▸ SET EXERCISE
Are you able to quote each entry exactly as written?

Collected data

* BEGIN *

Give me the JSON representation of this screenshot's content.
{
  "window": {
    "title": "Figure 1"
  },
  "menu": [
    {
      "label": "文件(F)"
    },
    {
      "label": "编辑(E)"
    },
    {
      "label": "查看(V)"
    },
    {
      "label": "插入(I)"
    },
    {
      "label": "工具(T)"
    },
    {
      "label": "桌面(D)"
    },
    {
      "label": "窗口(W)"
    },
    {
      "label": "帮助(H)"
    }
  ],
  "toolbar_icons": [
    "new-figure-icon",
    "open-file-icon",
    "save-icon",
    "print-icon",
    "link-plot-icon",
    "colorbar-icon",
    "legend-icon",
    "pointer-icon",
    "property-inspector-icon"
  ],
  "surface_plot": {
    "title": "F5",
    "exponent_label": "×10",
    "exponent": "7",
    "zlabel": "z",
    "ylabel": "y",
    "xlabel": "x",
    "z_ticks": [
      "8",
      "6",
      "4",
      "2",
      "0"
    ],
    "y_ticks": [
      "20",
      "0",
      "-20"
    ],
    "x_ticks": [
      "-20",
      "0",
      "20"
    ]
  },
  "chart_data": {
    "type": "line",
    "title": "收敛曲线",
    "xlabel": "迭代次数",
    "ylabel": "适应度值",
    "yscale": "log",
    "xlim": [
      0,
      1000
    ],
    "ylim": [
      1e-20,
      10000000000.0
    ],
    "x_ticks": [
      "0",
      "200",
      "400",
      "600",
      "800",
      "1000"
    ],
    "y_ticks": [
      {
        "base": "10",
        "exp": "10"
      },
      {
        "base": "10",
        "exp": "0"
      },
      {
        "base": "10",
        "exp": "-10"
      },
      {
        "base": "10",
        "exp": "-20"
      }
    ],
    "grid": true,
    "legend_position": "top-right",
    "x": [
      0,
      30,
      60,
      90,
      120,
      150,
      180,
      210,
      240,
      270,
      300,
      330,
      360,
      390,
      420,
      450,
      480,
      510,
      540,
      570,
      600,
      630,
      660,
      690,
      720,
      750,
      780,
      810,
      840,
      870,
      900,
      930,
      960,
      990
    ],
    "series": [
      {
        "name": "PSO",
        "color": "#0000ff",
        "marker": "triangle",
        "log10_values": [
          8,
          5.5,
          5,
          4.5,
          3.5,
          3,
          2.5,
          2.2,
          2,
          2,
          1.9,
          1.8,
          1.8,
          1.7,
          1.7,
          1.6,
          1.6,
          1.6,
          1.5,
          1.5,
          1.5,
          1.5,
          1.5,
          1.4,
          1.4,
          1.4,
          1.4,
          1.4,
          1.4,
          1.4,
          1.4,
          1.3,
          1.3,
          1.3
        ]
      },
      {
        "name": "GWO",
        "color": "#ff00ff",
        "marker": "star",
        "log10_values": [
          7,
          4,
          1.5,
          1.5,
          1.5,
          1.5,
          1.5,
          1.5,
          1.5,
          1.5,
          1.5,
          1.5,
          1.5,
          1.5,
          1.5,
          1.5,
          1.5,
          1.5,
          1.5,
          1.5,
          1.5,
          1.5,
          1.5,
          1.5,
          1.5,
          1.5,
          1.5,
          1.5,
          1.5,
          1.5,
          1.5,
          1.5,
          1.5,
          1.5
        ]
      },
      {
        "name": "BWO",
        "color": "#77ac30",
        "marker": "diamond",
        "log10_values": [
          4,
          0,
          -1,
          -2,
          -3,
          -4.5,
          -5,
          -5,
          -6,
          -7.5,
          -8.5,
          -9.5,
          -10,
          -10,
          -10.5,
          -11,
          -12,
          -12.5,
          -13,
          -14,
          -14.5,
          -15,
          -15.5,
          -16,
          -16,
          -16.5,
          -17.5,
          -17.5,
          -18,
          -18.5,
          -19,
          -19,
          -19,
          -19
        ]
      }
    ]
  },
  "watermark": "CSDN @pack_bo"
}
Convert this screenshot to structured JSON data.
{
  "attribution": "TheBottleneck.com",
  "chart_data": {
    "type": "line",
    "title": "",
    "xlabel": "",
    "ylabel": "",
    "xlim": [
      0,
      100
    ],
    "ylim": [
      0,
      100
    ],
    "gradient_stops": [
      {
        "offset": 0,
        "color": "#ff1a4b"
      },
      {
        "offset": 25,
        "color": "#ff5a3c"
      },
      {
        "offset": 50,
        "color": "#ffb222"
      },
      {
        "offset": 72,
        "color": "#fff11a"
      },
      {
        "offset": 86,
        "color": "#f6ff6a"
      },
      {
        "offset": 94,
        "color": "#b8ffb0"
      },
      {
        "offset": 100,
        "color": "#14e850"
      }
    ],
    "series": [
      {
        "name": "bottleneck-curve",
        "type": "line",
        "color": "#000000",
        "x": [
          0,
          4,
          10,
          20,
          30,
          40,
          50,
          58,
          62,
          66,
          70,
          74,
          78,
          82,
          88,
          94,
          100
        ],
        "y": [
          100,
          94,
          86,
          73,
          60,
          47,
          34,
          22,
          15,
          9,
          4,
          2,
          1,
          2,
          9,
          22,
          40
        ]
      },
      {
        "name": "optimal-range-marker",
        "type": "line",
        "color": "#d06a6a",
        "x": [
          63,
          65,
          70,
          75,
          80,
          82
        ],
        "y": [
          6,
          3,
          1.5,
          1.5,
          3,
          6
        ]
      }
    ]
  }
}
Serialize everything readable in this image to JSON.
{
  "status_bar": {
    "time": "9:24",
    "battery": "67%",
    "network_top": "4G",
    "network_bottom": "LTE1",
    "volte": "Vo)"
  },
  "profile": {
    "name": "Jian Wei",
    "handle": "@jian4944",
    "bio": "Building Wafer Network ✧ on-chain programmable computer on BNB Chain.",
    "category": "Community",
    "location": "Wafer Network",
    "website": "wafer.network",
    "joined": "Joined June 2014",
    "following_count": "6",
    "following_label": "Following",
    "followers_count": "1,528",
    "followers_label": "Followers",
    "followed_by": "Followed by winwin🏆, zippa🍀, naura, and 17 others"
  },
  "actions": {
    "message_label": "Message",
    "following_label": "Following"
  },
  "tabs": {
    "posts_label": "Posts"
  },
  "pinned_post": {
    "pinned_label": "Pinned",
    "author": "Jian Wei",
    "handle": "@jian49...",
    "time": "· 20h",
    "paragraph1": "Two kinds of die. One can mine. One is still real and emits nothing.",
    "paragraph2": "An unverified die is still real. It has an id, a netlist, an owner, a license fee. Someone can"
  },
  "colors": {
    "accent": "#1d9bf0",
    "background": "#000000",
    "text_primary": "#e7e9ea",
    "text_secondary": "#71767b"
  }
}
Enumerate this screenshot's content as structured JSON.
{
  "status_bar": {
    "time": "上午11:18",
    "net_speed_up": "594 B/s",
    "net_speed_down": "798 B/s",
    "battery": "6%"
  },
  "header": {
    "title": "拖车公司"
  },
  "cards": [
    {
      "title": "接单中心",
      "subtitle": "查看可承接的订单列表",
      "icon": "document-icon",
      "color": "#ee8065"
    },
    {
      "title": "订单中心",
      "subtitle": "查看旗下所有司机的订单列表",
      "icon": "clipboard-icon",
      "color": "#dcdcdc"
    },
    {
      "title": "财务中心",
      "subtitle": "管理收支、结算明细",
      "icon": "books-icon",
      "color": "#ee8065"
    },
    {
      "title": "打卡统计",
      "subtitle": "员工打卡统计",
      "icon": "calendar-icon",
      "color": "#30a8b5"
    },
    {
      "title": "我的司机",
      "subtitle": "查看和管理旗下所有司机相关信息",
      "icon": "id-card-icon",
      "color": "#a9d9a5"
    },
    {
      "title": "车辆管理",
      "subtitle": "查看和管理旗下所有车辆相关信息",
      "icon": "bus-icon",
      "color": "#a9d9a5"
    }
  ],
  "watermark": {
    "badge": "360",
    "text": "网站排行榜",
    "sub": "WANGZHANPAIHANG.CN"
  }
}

* END *

▸ SOLVED PROBLEM
Give me the JSON representation of this screenshot's content.
{
  "window": {
    "title": "Figure 1"
  },
  "menu": [
    {
      "label": "文件(F)"
    },
    {
      "label": "编辑(E)"
    },
    {
      "label": "查看(V)"
    },
    {
      "label": "插入(I)"
    },
    {
      "label": "工具(T)"
    },
    {
      "label": "桌面(D)"
    },
    {
      "label": "窗口(W)"
    },
    {
      "label": "帮助(H)"
    }
  ],
  "toolbar_icons": [
    "new-figure-icon",
    "open-file-icon",
    "save-icon",
    "print-icon",
    "link-plot-icon",
    "colorbar-icon",
    "legend-icon",
    "pointer-icon",
    "property-inspector-icon"
  ],
  "surface_plot": {
    "title": "F5",
    "exponent_label": "×10",
    "exponent": "7",
    "zlabel": "z",
    "ylabel": "y",
    "xlabel": "x",
    "z_ticks": [
      "8",
      "6",
      "4",
      "2",
      "0"
    ],
    "y_ticks": [
      "20",
      "0",
      "-20"
    ],
    "x_ticks": [
      "-20",
      "0",
      "20"
    ]
  },
  "chart_data": {
    "type": "line",
    "title": "收敛曲线",
    "xlabel": "迭代次数",
    "ylabel": "适应度值",
    "yscale": "log",
    "xlim": [
      0,
      1000
    ],
    "ylim": [
      1e-20,
      10000000000.0
    ],
    "x_ticks": [
      "0",
      "200",
      "400",
      "600",
      "800",
      "1000"
    ],
    "y_ticks": [
      {
        "base": "10",
        "exp": "10"
      },
      {
        "base": "10",
        "exp": "0"
      },
      {
        "base": "10",
        "exp": "-10"
      },
      {
        "base": "10",
        "exp": "-20"
      }
    ],
    "grid": true,
    "legend_position": "top-right",
    "x": [
      0,
      30,
      60,
      90,
      120,
      150,
      180,
      210,
      240,
      270,
      300,
      330,
      360,
      390,
      420,
      450,
      480,
      510,
      540,
      570,
      600,
      630,
      660,
      690,
      720,
      750,
      780,
      810,
      840,
      870,
      900,
      930,
      960,
      990
    ],
    "series": [
      {
        "name": "PSO",
        "color": "#0000ff",
        "marker": "triangle",
        "log10_values": [
          8,
          5.5,
          5,
          4.5,
          3.5,
          3,
          2.5,
          2.2,
          2,
          2,
          1.9,
          1.8,
          1.8,
          1.7,
          1.7,
          1.6,
          1.6,
          1.6,
          1.5,
          1.5,
          1.5,
          1.5,
          1.5,
          1.4,
          1.4,
          1.4,
          1.4,
          1.4,
          1.4,
          1.4,
          1.4,
          1.3,
          1.3,
          1.3
        ]
      },
      {
        "name": "GWO",
        "color": "#ff00ff",
        "marker": "star",
        "log10_values": [
          7,
          4,
          1.5,
          1.5,
          1.5,
          1.5,
          1.5,
          1.5,
          1.5,
          1.5,
          1.5,
          1.5,
          1.5,
          1.5,
          1.5,
          1.5,
          1.5,
          1.5,
          1.5,
          1.5,
          1.5,
          1.5,
          1.5,
          1.5,
          1.5,
          1.5,
          1.5,
          1.5,
          1.5,
          1.5,
          1.5,
          1.5,
          1.5,
          1.5
        ]
      },
      {
        "name": "BWO",
        "color": "#77ac30",
        "marker": "diamond",
        "log10_values": [
          4,
          0,
          -1,
          -2,
          -3,
          -4.5,
          -5,
          -5,
          -6,
          -7.5,
          -8.5,
          -9.5,
          -10,
          -10,
          -10.5,
          -11,
          -12,
          -12.5,
          -13,
          -14,
          -14.5,
          -15,
          -15.5,
          -16,
          -16,
          -16.5,
          -17.5,
          -17.5,
          -18,
          -18.5,
          -19,
          -19,
          -19,
          -19
        ]
      }
    ]
  },
  "watermark": "CSDN @pack_bo"
}
Convert this screenshot to structured JSON data.
{
  "attribution": "TheBottleneck.com",
  "chart_data": {
    "type": "line",
    "title": "",
    "xlabel": "",
    "ylabel": "",
    "xlim": [
      0,
      100
    ],
    "ylim": [
      0,
      100
    ],
    "gradient_stops": [
      {
        "offset": 0,
        "color": "#ff1a4b"
      },
      {
        "offset": 25,
        "color": "#ff5a3c"
      },
      {
        "offset": 50,
        "color": "#ffb222"
      },
      {
        "offset": 72,
        "color": "#fff11a"
      },
      {
        "offset": 86,
        "color": "#f6ff6a"
      },
      {
        "offset": 94,
        "color": "#b8ffb0"
      },
      {
        "offset": 100,
        "color": "#14e850"
      }
    ],
    "series": [
      {
        "name": "bottleneck-curve",
        "type": "line",
        "color": "#000000",
        "x": [
          0,
          4,
          10,
          20,
          30,
          40,
          50,
          58,
          62,
          66,
          70,
          74,
          78,
          82,
          88,
          94,
          100
        ],
        "y": [
          100,
          94,
          86,
          73,
          60,
          47,
          34,
          22,
          15,
          9,
          4,
          2,
          1,
          2,
          9,
          22,
          40
        ]
      },
      {
        "name": "optimal-range-marker",
        "type": "line",
        "color": "#d06a6a",
        "x": [
          63,
          65,
          70,
          75,
          80,
          82
        ],
        "y": [
          6,
          3,
          1.5,
          1.5,
          3,
          6
        ]
      }
    ]
  }
}
Serialize everything readable in this image to JSON.
{
  "status_bar": {
    "time": "9:24",
    "battery": "67%",
    "network_top": "4G",
    "network_bottom": "LTE1",
    "volte": "Vo)"
  },
  "profile": {
    "name": "Jian Wei",
    "handle": "@jian4944",
    "bio": "Building Wafer Network ✧ on-chain programmable computer on BNB Chain.",
    "category": "Community",
    "location": "Wafer Network",
    "website": "wafer.network",
    "joined": "Joined June 2014",
    "following_count": "6",
    "following_label": "Following",
    "followers_count": "1,528",
    "followers_label": "Followers",
    "followed_by": "Followed by winwin🏆, zippa🍀, naura, and 17 others"
  },
  "actions": {
    "message_label": "Message",
    "following_label": "Following"
  },
  "tabs": {
    "posts_label": "Posts"
  },
  "pinned_post": {
    "pinned_label": "Pinned",
    "author": "Jian Wei",
    "handle": "@jian49...",
    "time": "· 20h",
    "paragraph1": "Two kinds of die. One can mine. One is still real and emits nothing.",
    "paragraph2": "An unverified die is still real. It has an id, a netlist, an owner, a license fee. Someone can"
  },
  "colors": {
    "accent": "#1d9bf0",
    "background": "#000000",
    "text_primary": "#e7e9ea",
    "text_secondary": "#71767b"
  }
}
Enumerate this screenshot's content as structured JSON.
{
  "status_bar": {
    "time": "上午11:18",
    "net_speed_up": "594 B/s",
    "net_speed_down": "798 B/s",
    "battery": "6%"
  },
  "header": {
    "title": "拖车公司"
  },
  "cards": [
    {
      "title": "接单中心",
      "subtitle": "查看可承接的订单列表",
      "icon": "document-icon",
      "color": "#ee8065"
    },
    {
      "title": "订单中心",
      "subtitle": "查看旗下所有司机的订单列表",
      "icon": "clipboard-icon",
      "color": "#dcdcdc"
    },
    {
      "title": "财务中心",
      "subtitle": "管理收支、结算明细",
      "icon": "books-icon",
      "color": "#ee8065"
    },
    {
      "title": "打卡统计",
      "subtitle": "员工打卡统计",
      "icon": "calendar-icon",
      "color": "#30a8b5"
    },
    {
      "title": "我的司机",
      "subtitle": "查看和管理旗下所有司机相关信息",
      "icon": "id-card-icon",
      "color": "#a9d9a5"
    },
    {
      "title": "车辆管理",
      "subtitle": "查看和管理旗下所有车辆相关信息",
      "icon": "bus-icon",
      "color": "#a9d9a5"
    }
  ],
  "watermark": {
    "badge": "360",
    "text": "网站排行榜",
    "sub": "WANGZHANPAIHANG.CN"
  }
}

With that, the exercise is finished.